Task instructions: Extract each line of the data below exactly as written.

Records from a collection
## begin
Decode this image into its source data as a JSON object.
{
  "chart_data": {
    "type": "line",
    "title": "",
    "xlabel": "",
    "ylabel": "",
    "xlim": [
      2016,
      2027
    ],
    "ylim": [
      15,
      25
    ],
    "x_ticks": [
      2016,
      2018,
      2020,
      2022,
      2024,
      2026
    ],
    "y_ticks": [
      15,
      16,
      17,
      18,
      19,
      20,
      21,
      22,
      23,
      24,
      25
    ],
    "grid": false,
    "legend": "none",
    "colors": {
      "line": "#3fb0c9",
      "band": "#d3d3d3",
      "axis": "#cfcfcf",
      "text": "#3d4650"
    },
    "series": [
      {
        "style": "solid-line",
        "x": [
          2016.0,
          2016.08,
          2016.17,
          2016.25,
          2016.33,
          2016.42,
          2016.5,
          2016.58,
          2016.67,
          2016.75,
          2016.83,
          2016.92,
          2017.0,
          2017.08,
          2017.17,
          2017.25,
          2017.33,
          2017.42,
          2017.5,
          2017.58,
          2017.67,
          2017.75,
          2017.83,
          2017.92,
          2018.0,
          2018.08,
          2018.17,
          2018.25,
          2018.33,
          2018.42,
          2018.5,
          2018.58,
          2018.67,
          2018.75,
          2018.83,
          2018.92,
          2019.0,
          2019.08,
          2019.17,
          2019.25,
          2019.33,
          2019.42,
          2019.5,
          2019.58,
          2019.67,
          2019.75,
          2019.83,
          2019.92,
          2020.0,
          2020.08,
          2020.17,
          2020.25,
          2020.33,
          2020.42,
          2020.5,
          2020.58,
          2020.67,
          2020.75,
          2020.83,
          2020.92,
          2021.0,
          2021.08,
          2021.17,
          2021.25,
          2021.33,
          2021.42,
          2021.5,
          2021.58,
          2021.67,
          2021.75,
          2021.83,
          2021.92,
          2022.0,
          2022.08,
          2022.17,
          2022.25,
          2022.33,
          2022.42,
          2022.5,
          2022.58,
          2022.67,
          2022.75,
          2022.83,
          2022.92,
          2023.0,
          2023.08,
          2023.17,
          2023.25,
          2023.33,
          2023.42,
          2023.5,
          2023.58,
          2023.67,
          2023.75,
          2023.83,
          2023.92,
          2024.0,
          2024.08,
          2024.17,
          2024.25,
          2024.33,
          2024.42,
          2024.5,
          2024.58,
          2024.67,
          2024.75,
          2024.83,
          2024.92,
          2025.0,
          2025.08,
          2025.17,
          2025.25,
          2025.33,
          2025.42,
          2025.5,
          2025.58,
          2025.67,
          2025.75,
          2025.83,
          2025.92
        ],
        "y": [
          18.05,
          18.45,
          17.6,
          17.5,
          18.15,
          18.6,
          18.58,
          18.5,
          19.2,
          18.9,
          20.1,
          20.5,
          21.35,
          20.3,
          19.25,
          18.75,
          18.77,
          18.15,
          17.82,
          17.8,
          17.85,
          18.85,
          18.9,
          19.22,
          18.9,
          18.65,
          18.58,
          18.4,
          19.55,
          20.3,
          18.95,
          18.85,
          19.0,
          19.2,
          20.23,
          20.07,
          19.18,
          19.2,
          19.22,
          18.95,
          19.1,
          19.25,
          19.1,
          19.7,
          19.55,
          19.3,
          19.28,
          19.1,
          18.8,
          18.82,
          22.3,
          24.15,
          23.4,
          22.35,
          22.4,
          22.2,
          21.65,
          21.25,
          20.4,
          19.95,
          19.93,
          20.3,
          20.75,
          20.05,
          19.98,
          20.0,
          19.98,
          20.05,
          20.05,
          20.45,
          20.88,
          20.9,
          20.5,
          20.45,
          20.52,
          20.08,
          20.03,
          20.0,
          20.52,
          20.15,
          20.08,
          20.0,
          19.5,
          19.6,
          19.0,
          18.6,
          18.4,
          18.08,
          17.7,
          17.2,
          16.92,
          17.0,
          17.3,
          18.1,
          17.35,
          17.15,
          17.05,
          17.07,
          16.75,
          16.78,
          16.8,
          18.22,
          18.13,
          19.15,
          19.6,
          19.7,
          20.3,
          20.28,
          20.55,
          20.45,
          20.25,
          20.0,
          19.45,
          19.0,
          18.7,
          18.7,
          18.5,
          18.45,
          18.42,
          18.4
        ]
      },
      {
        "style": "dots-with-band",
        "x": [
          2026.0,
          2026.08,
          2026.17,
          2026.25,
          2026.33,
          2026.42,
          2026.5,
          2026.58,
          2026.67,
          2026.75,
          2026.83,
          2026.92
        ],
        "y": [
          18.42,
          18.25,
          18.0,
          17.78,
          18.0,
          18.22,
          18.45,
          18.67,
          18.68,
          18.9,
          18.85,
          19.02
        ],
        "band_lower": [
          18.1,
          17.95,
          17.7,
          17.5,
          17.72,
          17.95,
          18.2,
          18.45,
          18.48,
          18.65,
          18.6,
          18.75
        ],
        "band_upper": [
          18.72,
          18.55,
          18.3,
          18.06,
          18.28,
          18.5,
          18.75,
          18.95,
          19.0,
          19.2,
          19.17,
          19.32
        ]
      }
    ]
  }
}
## end
Problem solution:
Decode this image into its source data as a JSON object.
{
  "chart_data": {
    "type": "line",
    "title": "",
    "xlabel": "",
    "ylabel": "",
    "xlim": [
      2016,
      2027
    ],
    "ylim": [
      15,
      25
    ],
    "x_ticks": [
      2016,
      2018,
      2020,
      2022,
      2024,
      2026
    ],
    "y_ticks": [
      15,
      16,
      17,
      18,
      19,
      20,
      21,
      22,
      23,
      24,
      25
    ],
    "grid": false,
    "legend": "none",
    "colors": {
      "line": "#3fb0c9",
      "band": "#d3d3d3",
      "axis": "#cfcfcf",
      "text": "#3d4650"
    },
    "series": [
      {
        "style": "solid-line",
        "x": [
          2016.0,
          2016.08,
          2016.17,
          2016.25,
          2016.33,
          2016.42,
          2016.5,
          2016.58,
          2016.67,
          2016.75,
          2016.83,
          2016.92,
          2017.0,
          2017.08,
          2017.17,
          2017.25,
          2017.33,
          2017.42,
          2017.5,
          2017.58,
          2017.67,
          2017.75,
          2017.83,
          2017.92,
          2018.0,
          2018.08,
          2018.17,
          2018.25,
          2018.33,
          2018.42,
          2018.5,
          2018.58,
          2018.67,
          2018.75,
          2018.83,
          2018.92,
          2019.0,
          2019.08,
          2019.17,
          2019.25,
          2019.33,
          2019.42,
          2019.5,
          2019.58,
          2019.67,
          2019.75,
          2019.83,
          2019.92,
          2020.0,
          2020.08,
          2020.17,
          2020.25,
          2020.33,
          2020.42,
          2020.5,
          2020.58,
          2020.67,
          2020.75,
          2020.83,
          2020.92,
          2021.0,
          2021.08,
          2021.17,
          2021.25,
          2021.33,
          2021.42,
          2021.5,
          2021.58,
          2021.67,
          2021.75,
          2021.83,
          2021.92,
          2022.0,
          2022.08,
          2022.17,
          2022.25,
          2022.33,
          2022.42,
          2022.5,
          2022.58,
          2022.67,
          2022.75,
          2022.83,
          2022.92,
          2023.0,
          2023.08,
          2023.17,
          2023.25,
          2023.33,
          2023.42,
          2023.5,
          2023.58,
          2023.67,
          2023.75,
          2023.83,
          2023.92,
          2024.0,
          2024.08,
          2024.17,
          2024.25,
          2024.33,
          2024.42,
          2024.5,
          2024.58,
          2024.67,
          2024.75,
          2024.83,
          2024.92,
          2025.0,
          2025.08,
          2025.17,
          2025.25,
          2025.33,
          2025.42,
          2025.5,
          2025.58,
          2025.67,
          2025.75,
          2025.83,
          2025.92
        ],
        "y": [
          18.05,
          18.45,
          17.6,
          17.5,
          18.15,
          18.6,
          18.58,
          18.5,
          19.2,
          18.9,
          20.1,
          20.5,
          21.35,
          20.3,
          19.25,
          18.75,
          18.77,
          18.15,
          17.82,
          17.8,
          17.85,
          18.85,
          18.9,
          19.22,
          18.9,
          18.65,
          18.58,
          18.4,
          19.55,
          20.3,
          18.95,
          18.85,
          19.0,
          19.2,
          20.23,
          20.07,
          19.18,
          19.2,
          19.22,
          18.95,
          19.1,
          19.25,
          19.1,
          19.7,
          19.55,
          19.3,
          19.28,
          19.1,
          18.8,
          18.82,
          22.3,
          24.15,
          23.4,
          22.35,
          22.4,
          22.2,
          21.65,
          21.25,
          20.4,
          19.95,
          19.93,
          20.3,
          20.75,
          20.05,
          19.98,
          20.0,
          19.98,
          20.05,
          20.05,
          20.45,
          20.88,
          20.9,
          20.5,
          20.45,
          20.52,
          20.08,
          20.03,
          20.0,
          20.52,
          20.15,
          20.08,
          20.0,
          19.5,
          19.6,
          19.0,
          18.6,
          18.4,
          18.08,
          17.7,
          17.2,
          16.92,
          17.0,
          17.3,
          18.1,
          17.35,
          17.15,
          17.05,
          17.07,
          16.75,
          16.78,
          16.8,
          18.22,
          18.13,
          19.15,
          19.6,
          19.7,
          20.3,
          20.28,
          20.55,
          20.45,
          20.25,
          20.0,
          19.45,
          19.0,
          18.7,
          18.7,
          18.5,
          18.45,
          18.42,
          18.4
        ]
      },
      {
        "style": "dots-with-band",
        "x": [
          2026.0,
          2026.08,
          2026.17,
          2026.25,
          2026.33,
          2026.42,
          2026.5,
          2026.58,
          2026.67,
          2026.75,
          2026.83,
          2026.92
        ],
        "y": [
          18.42,
          18.25,
          18.0,
          17.78,
          18.0,
          18.22,
          18.45,
          18.67,
          18.68,
          18.9,
          18.85,
          19.02
        ],
        "band_lower": [
          18.1,
          17.95,
          17.7,
          17.5,
          17.72,
          17.95,
          18.2,
          18.45,
          18.48,
          18.65,
          18.6,
          18.75
        ],
        "band_upper": [
          18.72,
          18.55,
          18.3,
          18.06,
          18.28,
          18.5,
          18.75,
          18.95,
          19.0,
          19.2,
          19.17,
          19.32
        ]
      }
    ]
  }
}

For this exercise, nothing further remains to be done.